Take all the material and copy it exactly.
[Provided records start]
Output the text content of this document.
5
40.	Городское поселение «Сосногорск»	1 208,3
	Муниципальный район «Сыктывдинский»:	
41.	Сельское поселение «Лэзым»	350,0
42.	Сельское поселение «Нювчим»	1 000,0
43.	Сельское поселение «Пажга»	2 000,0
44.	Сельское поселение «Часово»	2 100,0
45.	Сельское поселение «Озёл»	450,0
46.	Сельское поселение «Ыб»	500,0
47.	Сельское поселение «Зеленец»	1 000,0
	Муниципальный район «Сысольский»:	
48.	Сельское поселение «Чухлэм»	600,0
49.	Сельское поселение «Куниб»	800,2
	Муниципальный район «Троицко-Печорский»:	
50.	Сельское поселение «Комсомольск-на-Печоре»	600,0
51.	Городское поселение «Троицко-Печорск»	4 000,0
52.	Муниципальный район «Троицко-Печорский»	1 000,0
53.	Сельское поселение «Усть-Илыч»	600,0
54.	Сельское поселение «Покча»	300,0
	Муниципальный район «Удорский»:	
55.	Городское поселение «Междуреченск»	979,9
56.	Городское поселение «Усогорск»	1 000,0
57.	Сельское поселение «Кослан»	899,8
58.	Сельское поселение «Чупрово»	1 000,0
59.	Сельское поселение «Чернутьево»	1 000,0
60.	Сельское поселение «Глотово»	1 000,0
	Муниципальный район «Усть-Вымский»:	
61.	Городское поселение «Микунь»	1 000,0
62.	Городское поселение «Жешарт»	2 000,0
[Provided records end]
Correct response =
Output the text content of this document.
5
40.	Городское поселение «Сосногорск»	1 208,3
	Муниципальный район «Сыктывдинский»:	
41.	Сельское поселение «Лэзым»	350,0
42.	Сельское поселение «Нювчим»	1 000,0
43.	Сельское поселение «Пажга»	2 000,0
44.	Сельское поселение «Часово»	2 100,0
45.	Сельское поселение «Озёл»	450,0
46.	Сельское поселение «Ыб»	500,0
47.	Сельское поселение «Зеленец»	1 000,0
	Муниципальный район «Сысольский»:	
48.	Сельское поселение «Чухлэм»	600,0
49.	Сельское поселение «Куниб»	800,2
	Муниципальный район «Троицко-Печорский»:	
50.	Сельское поселение «Комсомольск-на-Печоре»	600,0
51.	Городское поселение «Троицко-Печорск»	4 000,0
52.	Муниципальный район «Троицко-Печорский»	1 000,0
53.	Сельское поселение «Усть-Илыч»	600,0
54.	Сельское поселение «Покча»	300,0
	Муниципальный район «Удорский»:	
55.	Городское поселение «Междуреченск»	979,9
56.	Городское поселение «Усогорск»	1 000,0
57.	Сельское поселение «Кослан»	899,8
58.	Сельское поселение «Чупрово»	1 000,0
59.	Сельское поселение «Чернутьево»	1 000,0
60.	Сельское поселение «Глотово»	1 000,0
	Муниципальный район «Усть-Вымский»:	
61.	Городское поселение «Микунь»	1 000,0
62.	Городское поселение «Жешарт»	2 000,0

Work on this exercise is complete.